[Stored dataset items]
━━━━━━━━━━━━━━━━━━━━

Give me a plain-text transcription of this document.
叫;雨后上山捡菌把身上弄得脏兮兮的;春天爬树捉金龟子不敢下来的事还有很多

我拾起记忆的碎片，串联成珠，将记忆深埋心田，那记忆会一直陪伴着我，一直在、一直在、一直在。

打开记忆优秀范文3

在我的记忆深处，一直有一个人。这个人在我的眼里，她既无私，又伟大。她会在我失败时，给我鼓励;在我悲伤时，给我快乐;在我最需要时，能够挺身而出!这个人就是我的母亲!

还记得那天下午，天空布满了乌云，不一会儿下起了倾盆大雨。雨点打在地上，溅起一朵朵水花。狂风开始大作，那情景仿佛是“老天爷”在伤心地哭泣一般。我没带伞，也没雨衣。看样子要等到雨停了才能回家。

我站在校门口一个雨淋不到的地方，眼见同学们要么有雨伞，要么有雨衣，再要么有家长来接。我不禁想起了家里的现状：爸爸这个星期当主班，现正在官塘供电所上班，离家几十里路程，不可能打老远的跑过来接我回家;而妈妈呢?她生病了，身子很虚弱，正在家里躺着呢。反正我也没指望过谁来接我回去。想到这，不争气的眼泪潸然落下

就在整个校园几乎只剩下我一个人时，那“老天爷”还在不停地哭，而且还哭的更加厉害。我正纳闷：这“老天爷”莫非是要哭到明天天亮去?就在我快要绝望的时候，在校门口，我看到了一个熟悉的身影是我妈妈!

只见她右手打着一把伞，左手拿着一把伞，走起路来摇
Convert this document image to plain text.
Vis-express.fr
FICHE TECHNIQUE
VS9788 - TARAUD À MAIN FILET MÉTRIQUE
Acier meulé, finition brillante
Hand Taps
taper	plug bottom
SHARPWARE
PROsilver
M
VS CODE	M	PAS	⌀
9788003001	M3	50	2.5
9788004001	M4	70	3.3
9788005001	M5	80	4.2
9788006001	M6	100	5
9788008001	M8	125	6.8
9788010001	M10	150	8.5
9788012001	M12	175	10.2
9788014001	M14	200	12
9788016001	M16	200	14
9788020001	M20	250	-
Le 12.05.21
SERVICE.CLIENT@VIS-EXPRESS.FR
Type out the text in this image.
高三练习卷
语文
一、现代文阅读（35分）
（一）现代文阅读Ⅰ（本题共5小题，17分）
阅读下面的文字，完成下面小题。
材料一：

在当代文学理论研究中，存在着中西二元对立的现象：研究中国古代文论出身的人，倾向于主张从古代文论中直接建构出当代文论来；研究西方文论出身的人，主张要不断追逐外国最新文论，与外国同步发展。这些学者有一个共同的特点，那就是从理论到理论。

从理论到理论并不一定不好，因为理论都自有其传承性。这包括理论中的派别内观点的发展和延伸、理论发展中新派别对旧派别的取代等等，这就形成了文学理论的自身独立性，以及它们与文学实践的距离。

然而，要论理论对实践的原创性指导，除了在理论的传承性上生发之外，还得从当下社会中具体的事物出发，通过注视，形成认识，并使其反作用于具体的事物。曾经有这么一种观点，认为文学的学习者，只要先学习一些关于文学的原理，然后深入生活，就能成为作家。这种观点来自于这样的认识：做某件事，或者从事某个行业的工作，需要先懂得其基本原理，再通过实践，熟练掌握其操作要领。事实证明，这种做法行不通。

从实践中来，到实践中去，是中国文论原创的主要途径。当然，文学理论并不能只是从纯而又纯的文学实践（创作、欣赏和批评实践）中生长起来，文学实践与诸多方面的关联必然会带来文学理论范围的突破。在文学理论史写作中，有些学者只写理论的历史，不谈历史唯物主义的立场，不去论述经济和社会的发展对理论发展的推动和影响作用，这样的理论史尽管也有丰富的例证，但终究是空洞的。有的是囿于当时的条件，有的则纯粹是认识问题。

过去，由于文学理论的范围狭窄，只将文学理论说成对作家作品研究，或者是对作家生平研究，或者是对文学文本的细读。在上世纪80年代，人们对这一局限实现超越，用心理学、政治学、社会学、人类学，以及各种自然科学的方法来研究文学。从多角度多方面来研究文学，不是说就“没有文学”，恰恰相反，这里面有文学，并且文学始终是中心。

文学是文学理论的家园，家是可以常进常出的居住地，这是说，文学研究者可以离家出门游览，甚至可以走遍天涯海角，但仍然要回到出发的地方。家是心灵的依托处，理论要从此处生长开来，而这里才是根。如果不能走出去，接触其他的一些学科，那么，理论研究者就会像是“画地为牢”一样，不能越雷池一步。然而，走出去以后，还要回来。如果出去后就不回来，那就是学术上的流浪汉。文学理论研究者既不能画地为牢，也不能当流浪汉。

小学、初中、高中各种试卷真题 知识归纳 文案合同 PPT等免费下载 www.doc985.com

━━━━━━━━━━━━━━━━━━━━

▶ STATED EXERCISE:
Ascertain the number of lines in the entries that include the word "image", and report only that number.

▶ ANSWER TO THE EXERCISE:
2